▼

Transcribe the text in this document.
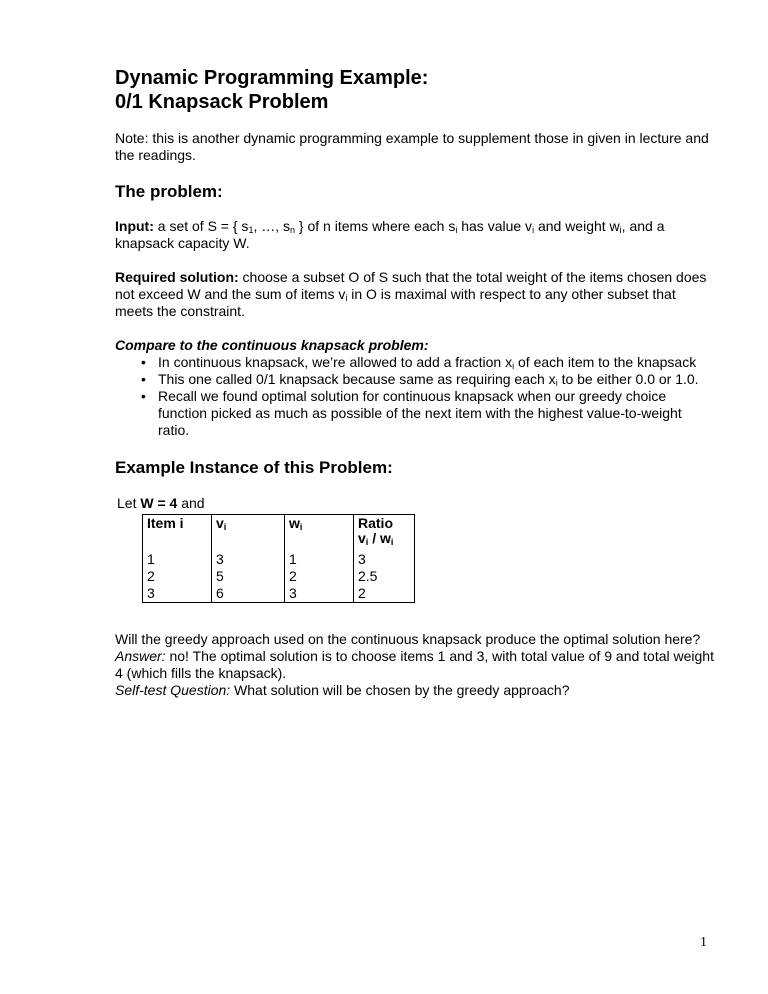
Dynamic Programming Example:
0/1 Knapsack Problem

Note: this is another dynamic programming example to supplement those in given in lecture and the readings.

The problem:

Input: a set of S = { $s_1$, …, $s_n$ } of n items where each $s_i$ has value $v_i$ and weight $w_i$, and a knapsack capacity W.

Required solution: choose a subset O of S such that the total weight of the items chosen does not exceed W and the sum of items $v_i$ in O is maximal with respect to any other subset that meets the constraint.

Compare to the continuous knapsack problem:

• In continuous knapsack, we’re allowed to add a fraction $x_i$ of each item to the knapsack
• This one called 0/1 knapsack because same as requiring each $x_i$ to be either 0.0 or 1.0.
• Recall we found optimal solution for continuous knapsack when our greedy choice function picked as much as possible of the next item with the highest value-to-weight ratio.
Example Instance of this Problem:

Let W = 4 and

Item i	$v_i$	$w_i$	Ratio
$v_i / w_i$
1	3	1	3
2	5	2	2.5
3	6	3	2

Will the greedy approach used on the continuous knapsack produce the optimal solution here?

Answer: no! The optimal solution is to choose items 1 and 3, with total value of 9 and total weight 4 (which fills the knapsack).

Self-test Question: What solution will be chosen by the greedy approach?

1
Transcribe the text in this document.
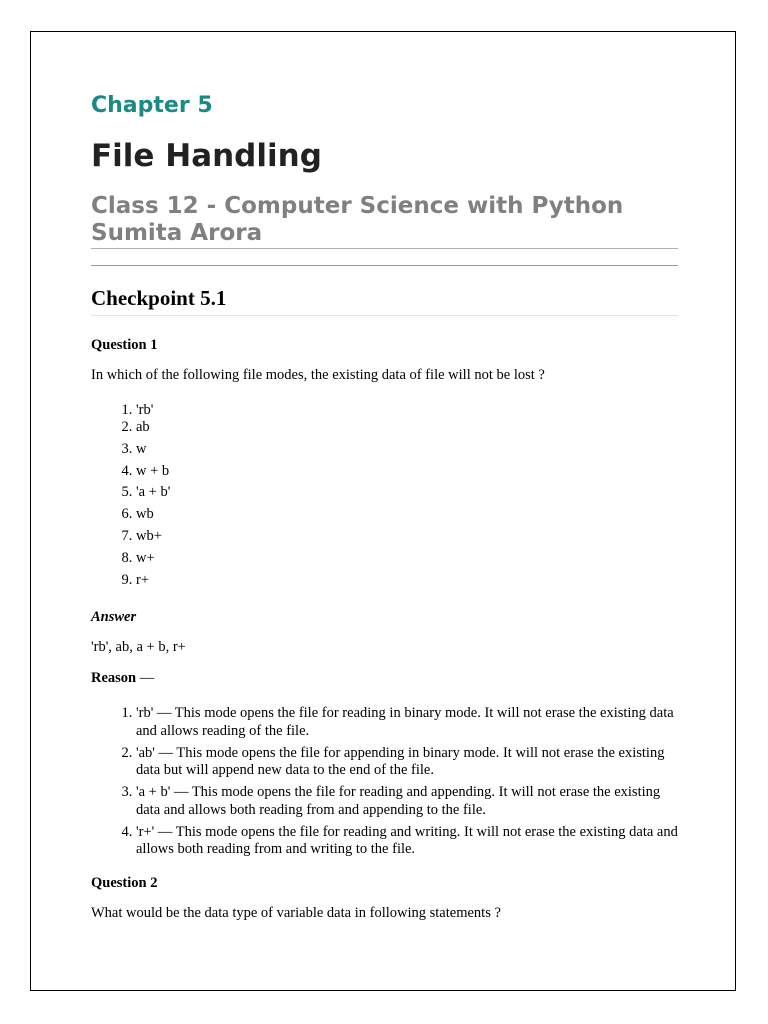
Chapter 5
File Handling
Class 12 - Computer Science with Python
Sumita Arora
Checkpoint 5.1
Question 1
In which of the following file modes, the existing data of file will not be lost ?
1. 'rb'
2. ab
3. w
4. w + b
5. 'a + b'
6. wb
7. wb+
8. w+
9. r+
Answer
'rb', ab, a + b, r+
Reason —
1. 'rb' — This mode opens the file for reading in binary mode. It will not erase the existing data and allows reading of the file.
2. 'ab' — This mode opens the file for appending in binary mode. It will not erase the existing data but will append new data to the end of the file.
3. 'a + b' — This mode opens the file for reading and appending. It will not erase the existing data and allows both reading from and appending to the file.
4. 'r+' — This mode opens the file for reading and writing. It will not erase the existing data and allows both reading from and writing to the file.
Question 2
What would be the data type of variable data in following statements ?
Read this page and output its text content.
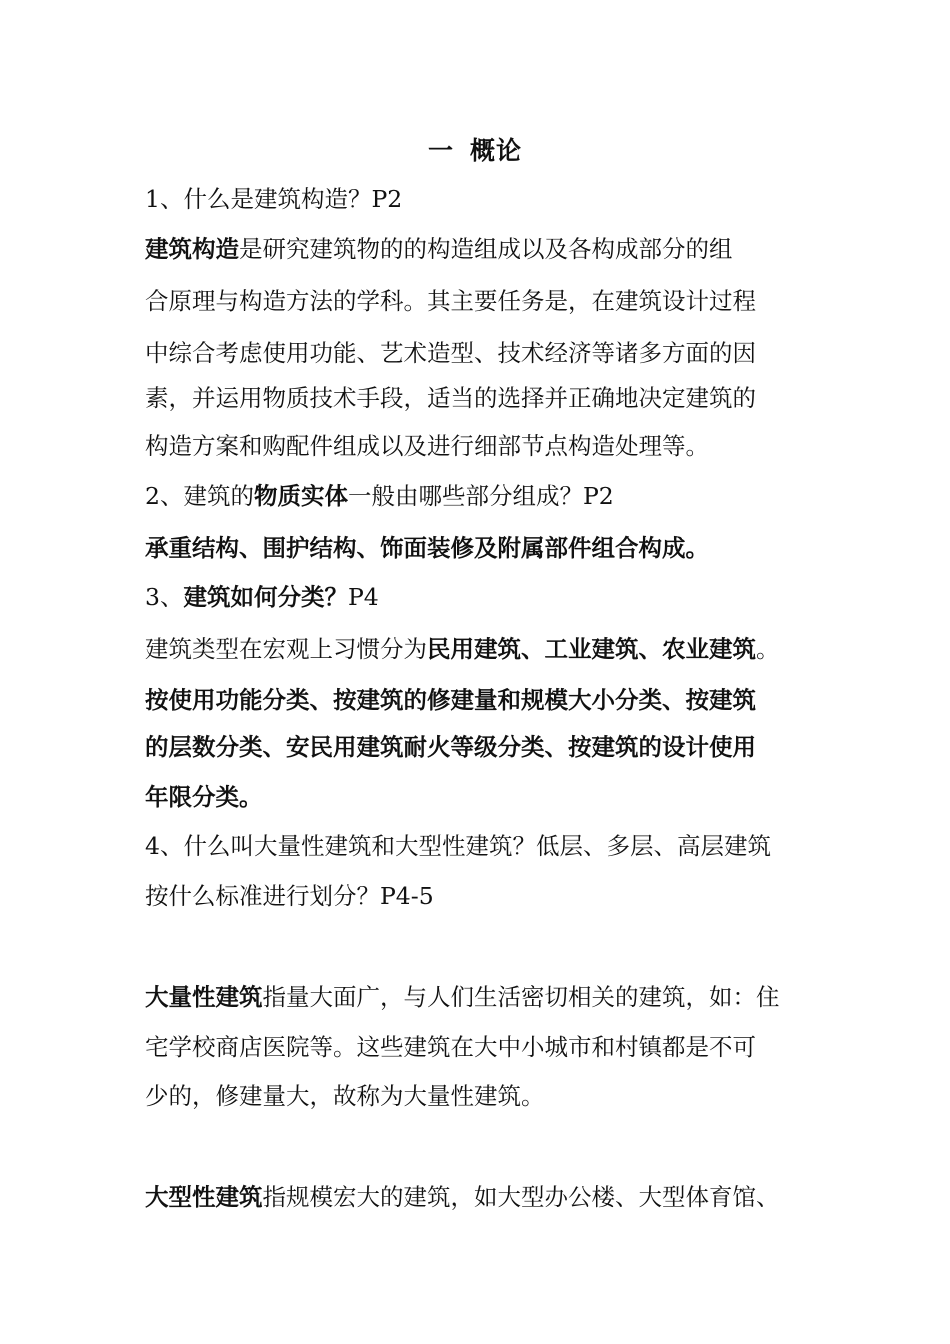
一 概论
1、什么是建筑构造？P2
建筑构造是研究建筑物的的构造组成以及各构成部分的组
合原理与构造方法的学科。其主要任务是，在建筑设计过程
中综合考虑使用功能、艺术造型、技术经济等诸多方面的因
素，并运用物质技术手段，适当的选择并正确地决定建筑的
构造方案和购配件组成以及进行细部节点构造处理等。
2、建筑的物质实体一般由哪些部分组成？P2
承重结构、围护结构、饰面装修及附属部件组合构成。
3、建筑如何分类？P4
建筑类型在宏观上习惯分为民用建筑、工业建筑、农业建筑。
按使用功能分类、按建筑的修建量和规模大小分类、按建筑
的层数分类、安民用建筑耐火等级分类、按建筑的设计使用
年限分类。
4、什么叫大量性建筑和大型性建筑？低层、多层、高层建筑
按什么标准进行划分？P4-5
大量性建筑指量大面广，与人们生活密切相关的建筑，如：住
宅学校商店医院等。这些建筑在大中小城市和村镇都是不可
少的，修建量大，故称为大量性建筑。
大型性建筑指规模宏大的建筑，如大型办公楼、大型体育馆、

▲

> **TASK TO CARRY OUT**: Strip the images and reproduce the remaining records precisely.

> **TASK RESULT**:
Transcribe the text in this document.
Dynamic Programming Example:
0/1 Knapsack Problem

Note: this is another dynamic programming example to supplement those in given in lecture and the readings.

The problem:

Input: a set of S = { $s_1$, …, $s_n$ } of n items where each $s_i$ has value $v_i$ and weight $w_i$, and a knapsack capacity W.

Required solution: choose a subset O of S such that the total weight of the items chosen does not exceed W and the sum of items $v_i$ in O is maximal with respect to any other subset that meets the constraint.

Compare to the continuous knapsack problem:

• In continuous knapsack, we’re allowed to add a fraction $x_i$ of each item to the knapsack
• This one called 0/1 knapsack because same as requiring each $x_i$ to be either 0.0 or 1.0.
• Recall we found optimal solution for continuous knapsack when our greedy choice function picked as much as possible of the next item with the highest value-to-weight ratio.
Example Instance of this Problem:

Let W = 4 and

Item i	$v_i$	$w_i$	Ratio
$v_i / w_i$
1	3	1	3
2	5	2	2.5
3	6	3	2

Will the greedy approach used on the continuous knapsack produce the optimal solution here?

Answer: no! The optimal solution is to choose items 1 and 3, with total value of 9 and total weight 4 (which fills the knapsack).

Self-test Question: What solution will be chosen by the greedy approach?

1
Transcribe the text in this document.
Chapter 5
File Handling
Class 12 - Computer Science with Python
Sumita Arora
Checkpoint 5.1
Question 1
In which of the following file modes, the existing data of file will not be lost ?
1. 'rb'
2. ab
3. w
4. w + b
5. 'a + b'
6. wb
7. wb+
8. w+
9. r+
Answer
'rb', ab, a + b, r+
Reason —
1. 'rb' — This mode opens the file for reading in binary mode. It will not erase the existing data and allows reading of the file.
2. 'ab' — This mode opens the file for appending in binary mode. It will not erase the existing data but will append new data to the end of the file.
3. 'a + b' — This mode opens the file for reading and appending. It will not erase the existing data and allows both reading from and appending to the file.
4. 'r+' — This mode opens the file for reading and writing. It will not erase the existing data and allows both reading from and writing to the file.
Question 2
What would be the data type of variable data in following statements ?
Read this page and output its text content.
一 概论
1、什么是建筑构造？P2
建筑构造是研究建筑物的的构造组成以及各构成部分的组
合原理与构造方法的学科。其主要任务是，在建筑设计过程
中综合考虑使用功能、艺术造型、技术经济等诸多方面的因
素，并运用物质技术手段，适当的选择并正确地决定建筑的
构造方案和购配件组成以及进行细部节点构造处理等。
2、建筑的物质实体一般由哪些部分组成？P2
承重结构、围护结构、饰面装修及附属部件组合构成。
3、建筑如何分类？P4
建筑类型在宏观上习惯分为民用建筑、工业建筑、农业建筑。
按使用功能分类、按建筑的修建量和规模大小分类、按建筑
的层数分类、安民用建筑耐火等级分类、按建筑的设计使用
年限分类。
4、什么叫大量性建筑和大型性建筑？低层、多层、高层建筑
按什么标准进行划分？P4-5
大量性建筑指量大面广，与人们生活密切相关的建筑，如：住
宅学校商店医院等。这些建筑在大中小城市和村镇都是不可
少的，修建量大，故称为大量性建筑。
大型性建筑指规模宏大的建筑，如大型办公楼、大型体育馆、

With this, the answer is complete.